┏━━

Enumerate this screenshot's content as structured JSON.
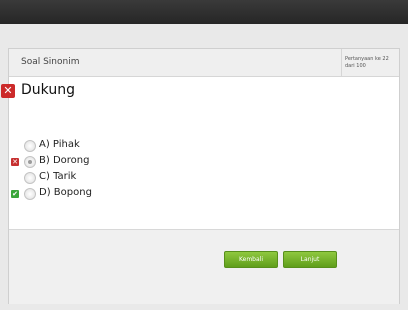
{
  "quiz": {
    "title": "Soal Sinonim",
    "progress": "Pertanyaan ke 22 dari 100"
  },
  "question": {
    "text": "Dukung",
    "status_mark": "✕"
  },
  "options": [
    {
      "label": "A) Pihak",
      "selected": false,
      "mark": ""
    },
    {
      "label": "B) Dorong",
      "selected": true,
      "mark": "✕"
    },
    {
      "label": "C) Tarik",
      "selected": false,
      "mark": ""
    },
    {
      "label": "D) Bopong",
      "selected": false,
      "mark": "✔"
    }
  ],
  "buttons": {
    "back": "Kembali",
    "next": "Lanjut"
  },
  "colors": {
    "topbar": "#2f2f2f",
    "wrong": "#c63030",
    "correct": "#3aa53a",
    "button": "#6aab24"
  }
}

┗━━
┏━━

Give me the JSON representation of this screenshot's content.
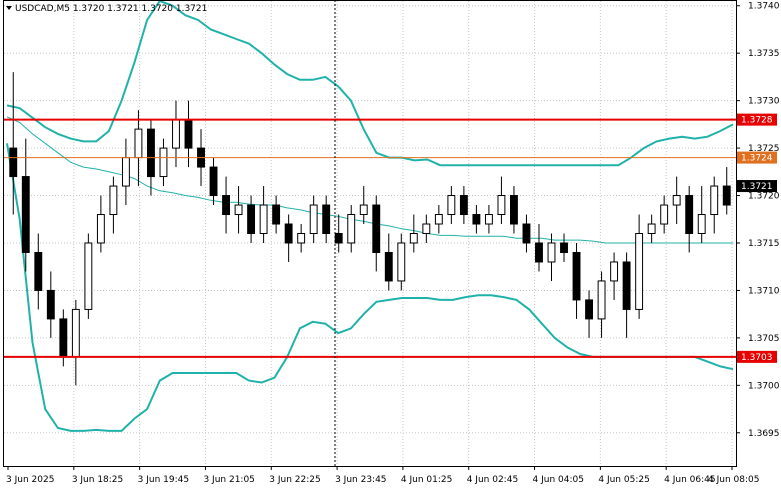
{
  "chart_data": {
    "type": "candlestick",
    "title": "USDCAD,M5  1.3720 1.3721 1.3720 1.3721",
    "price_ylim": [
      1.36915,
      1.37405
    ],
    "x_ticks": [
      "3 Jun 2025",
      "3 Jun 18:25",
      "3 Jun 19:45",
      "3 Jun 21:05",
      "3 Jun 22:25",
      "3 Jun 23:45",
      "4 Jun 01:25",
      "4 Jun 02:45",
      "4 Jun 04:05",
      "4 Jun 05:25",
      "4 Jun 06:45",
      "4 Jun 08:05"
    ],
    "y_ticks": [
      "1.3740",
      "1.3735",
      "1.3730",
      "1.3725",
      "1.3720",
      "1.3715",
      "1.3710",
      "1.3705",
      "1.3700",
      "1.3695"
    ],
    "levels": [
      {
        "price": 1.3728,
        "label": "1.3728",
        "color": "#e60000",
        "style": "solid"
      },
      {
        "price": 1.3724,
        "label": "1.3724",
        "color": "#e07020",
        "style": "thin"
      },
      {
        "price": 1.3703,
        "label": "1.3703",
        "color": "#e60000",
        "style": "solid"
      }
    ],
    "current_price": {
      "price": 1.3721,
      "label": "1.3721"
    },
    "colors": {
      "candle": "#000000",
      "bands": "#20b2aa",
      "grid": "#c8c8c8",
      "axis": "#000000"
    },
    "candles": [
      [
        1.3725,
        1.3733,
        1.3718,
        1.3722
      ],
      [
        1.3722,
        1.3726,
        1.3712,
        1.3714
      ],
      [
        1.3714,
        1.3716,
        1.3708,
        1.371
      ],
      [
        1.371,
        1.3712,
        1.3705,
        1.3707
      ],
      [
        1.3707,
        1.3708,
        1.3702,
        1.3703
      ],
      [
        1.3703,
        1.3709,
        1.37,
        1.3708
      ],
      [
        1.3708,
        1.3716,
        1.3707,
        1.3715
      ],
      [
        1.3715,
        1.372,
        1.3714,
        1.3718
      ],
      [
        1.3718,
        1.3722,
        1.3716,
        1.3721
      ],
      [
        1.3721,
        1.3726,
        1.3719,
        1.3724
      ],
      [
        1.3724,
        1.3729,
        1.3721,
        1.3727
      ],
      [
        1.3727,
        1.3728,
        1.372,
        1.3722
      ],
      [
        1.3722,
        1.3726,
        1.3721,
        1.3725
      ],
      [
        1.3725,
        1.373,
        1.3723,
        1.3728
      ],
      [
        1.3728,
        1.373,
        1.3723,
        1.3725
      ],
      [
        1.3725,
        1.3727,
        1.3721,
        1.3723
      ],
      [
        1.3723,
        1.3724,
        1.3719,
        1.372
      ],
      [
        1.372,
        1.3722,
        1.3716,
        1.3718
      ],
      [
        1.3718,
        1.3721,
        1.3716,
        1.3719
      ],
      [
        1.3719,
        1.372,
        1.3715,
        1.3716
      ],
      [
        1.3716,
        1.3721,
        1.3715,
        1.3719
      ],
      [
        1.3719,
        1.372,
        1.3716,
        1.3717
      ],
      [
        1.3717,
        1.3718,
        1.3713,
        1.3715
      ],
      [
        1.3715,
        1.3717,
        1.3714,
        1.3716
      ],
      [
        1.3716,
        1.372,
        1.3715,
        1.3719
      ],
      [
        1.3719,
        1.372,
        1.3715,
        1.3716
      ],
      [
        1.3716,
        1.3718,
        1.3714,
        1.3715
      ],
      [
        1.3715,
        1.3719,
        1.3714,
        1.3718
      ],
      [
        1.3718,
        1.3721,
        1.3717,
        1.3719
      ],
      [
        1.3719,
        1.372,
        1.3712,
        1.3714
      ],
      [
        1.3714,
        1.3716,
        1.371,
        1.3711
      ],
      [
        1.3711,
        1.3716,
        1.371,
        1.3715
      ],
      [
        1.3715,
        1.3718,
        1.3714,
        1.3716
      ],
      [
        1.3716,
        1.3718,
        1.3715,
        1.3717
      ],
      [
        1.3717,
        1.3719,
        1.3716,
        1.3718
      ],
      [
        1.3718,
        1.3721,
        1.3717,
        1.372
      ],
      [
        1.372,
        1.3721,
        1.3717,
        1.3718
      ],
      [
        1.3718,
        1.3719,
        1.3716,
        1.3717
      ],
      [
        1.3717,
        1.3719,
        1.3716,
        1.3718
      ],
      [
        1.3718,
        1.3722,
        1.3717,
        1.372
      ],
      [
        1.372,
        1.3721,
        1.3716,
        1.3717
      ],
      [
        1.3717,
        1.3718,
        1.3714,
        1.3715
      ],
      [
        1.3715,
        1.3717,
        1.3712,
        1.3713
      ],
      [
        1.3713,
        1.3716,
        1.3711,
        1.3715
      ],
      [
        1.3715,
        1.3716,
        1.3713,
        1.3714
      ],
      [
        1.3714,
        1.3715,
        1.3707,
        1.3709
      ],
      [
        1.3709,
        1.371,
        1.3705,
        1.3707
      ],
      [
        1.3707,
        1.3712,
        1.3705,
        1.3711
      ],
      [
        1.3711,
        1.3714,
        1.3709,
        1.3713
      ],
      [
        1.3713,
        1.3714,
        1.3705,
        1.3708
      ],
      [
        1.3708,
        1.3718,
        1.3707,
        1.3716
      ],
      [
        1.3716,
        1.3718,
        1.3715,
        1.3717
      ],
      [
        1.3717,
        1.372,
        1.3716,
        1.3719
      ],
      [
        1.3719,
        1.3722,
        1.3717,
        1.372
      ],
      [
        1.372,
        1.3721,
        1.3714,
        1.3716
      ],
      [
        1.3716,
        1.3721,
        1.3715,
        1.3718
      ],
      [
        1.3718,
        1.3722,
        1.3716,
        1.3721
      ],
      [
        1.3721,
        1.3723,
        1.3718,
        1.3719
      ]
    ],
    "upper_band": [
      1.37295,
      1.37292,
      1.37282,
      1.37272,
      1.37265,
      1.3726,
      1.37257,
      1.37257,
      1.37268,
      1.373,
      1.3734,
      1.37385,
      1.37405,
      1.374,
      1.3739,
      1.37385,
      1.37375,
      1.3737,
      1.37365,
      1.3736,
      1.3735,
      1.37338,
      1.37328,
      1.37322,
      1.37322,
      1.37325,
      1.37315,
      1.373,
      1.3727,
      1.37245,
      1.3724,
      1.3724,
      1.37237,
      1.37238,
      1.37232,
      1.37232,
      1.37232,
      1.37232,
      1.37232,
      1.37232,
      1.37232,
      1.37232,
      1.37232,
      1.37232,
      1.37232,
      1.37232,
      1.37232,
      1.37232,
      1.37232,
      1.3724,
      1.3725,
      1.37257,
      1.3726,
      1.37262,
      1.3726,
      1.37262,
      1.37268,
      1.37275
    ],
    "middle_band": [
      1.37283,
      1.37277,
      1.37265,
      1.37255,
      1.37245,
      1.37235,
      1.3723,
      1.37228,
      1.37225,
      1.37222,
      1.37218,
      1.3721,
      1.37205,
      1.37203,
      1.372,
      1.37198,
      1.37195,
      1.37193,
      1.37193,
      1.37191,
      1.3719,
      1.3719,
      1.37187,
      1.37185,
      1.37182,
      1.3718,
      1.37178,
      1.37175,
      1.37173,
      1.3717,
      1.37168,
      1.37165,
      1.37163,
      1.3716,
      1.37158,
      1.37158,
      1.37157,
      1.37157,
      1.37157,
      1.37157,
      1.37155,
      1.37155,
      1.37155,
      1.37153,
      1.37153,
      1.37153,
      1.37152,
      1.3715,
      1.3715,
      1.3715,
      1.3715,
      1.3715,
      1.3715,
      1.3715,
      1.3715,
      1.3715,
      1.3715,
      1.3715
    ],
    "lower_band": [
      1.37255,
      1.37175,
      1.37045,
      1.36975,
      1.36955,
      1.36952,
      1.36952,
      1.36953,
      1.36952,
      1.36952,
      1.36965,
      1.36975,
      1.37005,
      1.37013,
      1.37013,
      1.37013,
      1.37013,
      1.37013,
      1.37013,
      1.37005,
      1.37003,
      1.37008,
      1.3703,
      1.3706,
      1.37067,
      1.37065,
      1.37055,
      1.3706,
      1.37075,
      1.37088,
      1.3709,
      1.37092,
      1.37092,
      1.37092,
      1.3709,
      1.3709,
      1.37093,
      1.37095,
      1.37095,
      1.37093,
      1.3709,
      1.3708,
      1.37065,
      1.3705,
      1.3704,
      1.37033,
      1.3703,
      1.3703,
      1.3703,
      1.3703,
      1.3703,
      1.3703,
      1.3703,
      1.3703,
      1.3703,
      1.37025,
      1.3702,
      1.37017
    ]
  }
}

┗━━

• **SHORT TASK**
Write down the number of lines where the word "this" appears, and nothing further.

• **RESPONSE**
2